> _Exercise aim_:
From the listing below, pick out each line with the word "ylabel".

»»

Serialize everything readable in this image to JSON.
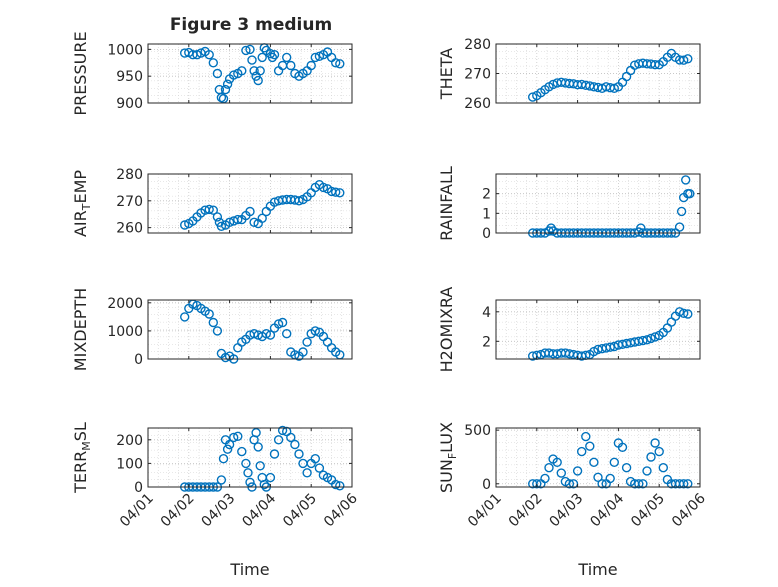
{
  "figure": {
    "title": "Figure 3 medium",
    "marker_color": "#0072BD"
  },
  "x_axis": {
    "label": "Time",
    "ticks": [
      "04/01",
      "04/02",
      "04/03",
      "04/04",
      "04/05",
      "04/06"
    ],
    "range": [
      0,
      5
    ]
  },
  "chart_data": [
    {
      "type": "scatter",
      "ylabel": "PRESSURE",
      "ylim": [
        900,
        1010
      ],
      "yticks": [
        900,
        950,
        1000
      ],
      "grid": true,
      "x": [
        0.9,
        1.0,
        1.1,
        1.2,
        1.3,
        1.4,
        1.5,
        1.6,
        1.7,
        1.75,
        1.8,
        1.85,
        1.9,
        1.95,
        2.0,
        2.1,
        2.2,
        2.3,
        2.4,
        2.5,
        2.55,
        2.6,
        2.65,
        2.7,
        2.75,
        2.8,
        2.85,
        2.9,
        3.0,
        3.05,
        3.1,
        3.2,
        3.3,
        3.4,
        3.5,
        3.6,
        3.7,
        3.8,
        3.9,
        4.0,
        4.1,
        4.2,
        4.3,
        4.4,
        4.5,
        4.6,
        4.7
      ],
      "y": [
        993,
        994,
        990,
        990,
        993,
        996,
        990,
        975,
        955,
        925,
        910,
        908,
        925,
        935,
        945,
        952,
        955,
        960,
        998,
        1000,
        980,
        960,
        950,
        942,
        960,
        985,
        1003,
        998,
        992,
        985,
        990,
        960,
        970,
        985,
        970,
        955,
        950,
        955,
        960,
        970,
        985,
        987,
        990,
        995,
        985,
        975,
        973
      ]
    },
    {
      "type": "scatter",
      "ylabel": "THETA",
      "ylim": [
        260,
        280
      ],
      "yticks": [
        260,
        270,
        280
      ],
      "grid": true,
      "x": [
        0.9,
        1.0,
        1.1,
        1.2,
        1.3,
        1.4,
        1.5,
        1.6,
        1.7,
        1.8,
        1.9,
        2.0,
        2.1,
        2.2,
        2.3,
        2.4,
        2.5,
        2.6,
        2.7,
        2.8,
        2.9,
        3.0,
        3.1,
        3.2,
        3.3,
        3.4,
        3.5,
        3.6,
        3.7,
        3.8,
        3.9,
        4.0,
        4.1,
        4.2,
        4.3,
        4.4,
        4.5,
        4.6,
        4.7
      ],
      "y": [
        262,
        262.5,
        263.5,
        264.5,
        265.5,
        266.3,
        266.8,
        267.0,
        266.8,
        266.6,
        266.5,
        266.2,
        266.3,
        266.0,
        265.8,
        265.5,
        265.3,
        265.0,
        265.5,
        265.2,
        265.0,
        265.5,
        267.0,
        269.0,
        271.0,
        272.8,
        273.3,
        273.5,
        273.3,
        273.2,
        273.0,
        273.0,
        274.0,
        275.5,
        276.8,
        275.5,
        274.6,
        274.5,
        275.0
      ]
    },
    {
      "type": "scatter",
      "ylabel": "AIR_TEMP",
      "ylim": [
        258,
        280
      ],
      "yticks": [
        260,
        270,
        280
      ],
      "grid": true,
      "x": [
        0.9,
        1.0,
        1.1,
        1.2,
        1.3,
        1.4,
        1.5,
        1.6,
        1.7,
        1.75,
        1.8,
        1.9,
        2.0,
        2.1,
        2.2,
        2.3,
        2.4,
        2.5,
        2.6,
        2.7,
        2.8,
        2.9,
        3.0,
        3.1,
        3.2,
        3.3,
        3.4,
        3.5,
        3.6,
        3.7,
        3.8,
        3.9,
        4.0,
        4.1,
        4.2,
        4.3,
        4.4,
        4.5,
        4.6,
        4.7
      ],
      "y": [
        261,
        261.5,
        262.5,
        264,
        265.5,
        266.5,
        266.8,
        266.5,
        264,
        262,
        260.5,
        261,
        262,
        262.5,
        263,
        263,
        264.5,
        266,
        262,
        261.5,
        263.5,
        266,
        268,
        269.5,
        270,
        270.3,
        270.5,
        270.5,
        270.3,
        270,
        270.5,
        271.5,
        273,
        275,
        276,
        275,
        274.5,
        273.5,
        273.2,
        273
      ]
    },
    {
      "type": "scatter",
      "ylabel": "RAINFALL",
      "ylim": [
        0,
        3
      ],
      "yticks": [
        0,
        1,
        2
      ],
      "grid": true,
      "x": [
        0.9,
        1.0,
        1.1,
        1.2,
        1.3,
        1.35,
        1.4,
        1.5,
        1.6,
        1.7,
        1.8,
        1.9,
        2.0,
        2.1,
        2.2,
        2.3,
        2.4,
        2.5,
        2.6,
        2.7,
        2.8,
        2.9,
        3.0,
        3.1,
        3.2,
        3.3,
        3.4,
        3.5,
        3.55,
        3.6,
        3.7,
        3.8,
        3.9,
        4.0,
        4.1,
        4.2,
        4.3,
        4.4,
        4.5,
        4.55,
        4.6,
        4.65,
        4.7,
        4.75
      ],
      "y": [
        0,
        0,
        0,
        0,
        0.1,
        0.25,
        0.1,
        0,
        0,
        0,
        0,
        0,
        0,
        0,
        0,
        0,
        0,
        0,
        0,
        0,
        0,
        0,
        0,
        0,
        0,
        0,
        0,
        0.05,
        0.25,
        0,
        0,
        0,
        0,
        0,
        0,
        0,
        0,
        0,
        0.3,
        1.1,
        1.8,
        2.7,
        2.0,
        2.0
      ]
    },
    {
      "type": "scatter",
      "ylabel": "MIXDEPTH",
      "ylim": [
        0,
        2100
      ],
      "yticks": [
        0,
        1000,
        2000
      ],
      "grid": true,
      "x": [
        0.9,
        1.0,
        1.1,
        1.2,
        1.3,
        1.4,
        1.5,
        1.6,
        1.7,
        1.8,
        1.9,
        2.0,
        2.1,
        2.2,
        2.3,
        2.4,
        2.5,
        2.6,
        2.7,
        2.8,
        2.9,
        3.0,
        3.1,
        3.2,
        3.3,
        3.4,
        3.5,
        3.6,
        3.7,
        3.8,
        3.9,
        4.0,
        4.1,
        4.2,
        4.3,
        4.4,
        4.5,
        4.6,
        4.7
      ],
      "y": [
        1500,
        1800,
        1950,
        1900,
        1800,
        1700,
        1600,
        1300,
        1000,
        200,
        50,
        100,
        0,
        400,
        600,
        700,
        850,
        900,
        850,
        800,
        900,
        850,
        1100,
        1250,
        1300,
        900,
        250,
        150,
        100,
        250,
        600,
        900,
        1000,
        950,
        800,
        600,
        400,
        250,
        150
      ]
    },
    {
      "type": "scatter",
      "ylabel": "H2OMIXRA",
      "ylim": [
        0.8,
        4.8
      ],
      "yticks": [
        2,
        4
      ],
      "grid": true,
      "x": [
        0.9,
        1.0,
        1.1,
        1.2,
        1.3,
        1.4,
        1.5,
        1.6,
        1.7,
        1.8,
        1.9,
        2.0,
        2.1,
        2.2,
        2.3,
        2.4,
        2.5,
        2.6,
        2.7,
        2.8,
        2.9,
        3.0,
        3.1,
        3.2,
        3.3,
        3.4,
        3.5,
        3.6,
        3.7,
        3.8,
        3.9,
        4.0,
        4.1,
        4.2,
        4.3,
        4.4,
        4.5,
        4.6,
        4.7
      ],
      "y": [
        1.0,
        1.05,
        1.1,
        1.2,
        1.2,
        1.15,
        1.15,
        1.2,
        1.2,
        1.15,
        1.1,
        1.05,
        1.0,
        1.05,
        1.1,
        1.3,
        1.45,
        1.5,
        1.55,
        1.6,
        1.65,
        1.75,
        1.8,
        1.85,
        1.9,
        1.95,
        2.0,
        2.05,
        2.1,
        2.2,
        2.3,
        2.4,
        2.6,
        2.9,
        3.3,
        3.7,
        4.0,
        3.9,
        3.85
      ]
    },
    {
      "type": "scatter",
      "ylabel": "TERR_MSL",
      "ylim": [
        0,
        250
      ],
      "yticks": [
        0,
        100,
        200
      ],
      "grid": true,
      "x": [
        0.9,
        1.0,
        1.1,
        1.2,
        1.3,
        1.4,
        1.5,
        1.6,
        1.7,
        1.8,
        1.85,
        1.9,
        1.95,
        2.0,
        2.1,
        2.2,
        2.3,
        2.4,
        2.45,
        2.5,
        2.55,
        2.6,
        2.65,
        2.7,
        2.75,
        2.8,
        2.85,
        2.9,
        3.0,
        3.1,
        3.2,
        3.3,
        3.4,
        3.5,
        3.6,
        3.7,
        3.8,
        3.9,
        4.0,
        4.1,
        4.2,
        4.3,
        4.4,
        4.5,
        4.6,
        4.7
      ],
      "y": [
        0,
        0,
        0,
        0,
        0,
        0,
        0,
        0,
        0,
        30,
        120,
        200,
        160,
        180,
        210,
        215,
        150,
        100,
        60,
        20,
        0,
        200,
        230,
        170,
        90,
        40,
        10,
        0,
        40,
        140,
        200,
        240,
        235,
        210,
        180,
        140,
        100,
        60,
        100,
        120,
        80,
        50,
        40,
        30,
        10,
        5
      ]
    },
    {
      "type": "scatter",
      "ylabel": "SUN_FLUX",
      "ylim": [
        -30,
        520
      ],
      "yticks": [
        0,
        500
      ],
      "grid": true,
      "x": [
        0.9,
        1.0,
        1.1,
        1.2,
        1.3,
        1.4,
        1.5,
        1.6,
        1.7,
        1.8,
        1.9,
        2.0,
        2.1,
        2.2,
        2.3,
        2.4,
        2.5,
        2.6,
        2.7,
        2.8,
        2.9,
        3.0,
        3.1,
        3.2,
        3.3,
        3.4,
        3.5,
        3.6,
        3.7,
        3.8,
        3.9,
        4.0,
        4.1,
        4.2,
        4.3,
        4.4,
        4.5,
        4.6,
        4.7
      ],
      "y": [
        0,
        0,
        0,
        50,
        150,
        230,
        200,
        100,
        20,
        0,
        0,
        120,
        300,
        440,
        350,
        200,
        60,
        0,
        0,
        50,
        200,
        380,
        340,
        150,
        20,
        0,
        0,
        0,
        120,
        250,
        380,
        300,
        150,
        40,
        0,
        0,
        0,
        0,
        0
      ]
    }
  ]
}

««

> _Task output_:
      "ylabel": "PRESSURE",
      "ylabel": "THETA",
      "ylabel": "AIR_TEMP",
      "ylabel": "RAINFALL",
      "ylabel": "MIXDEPTH",
      "ylabel": "H2OMIXRA",
      "ylabel": "TERR_MSL",
      "ylabel": "SUN_FLUX",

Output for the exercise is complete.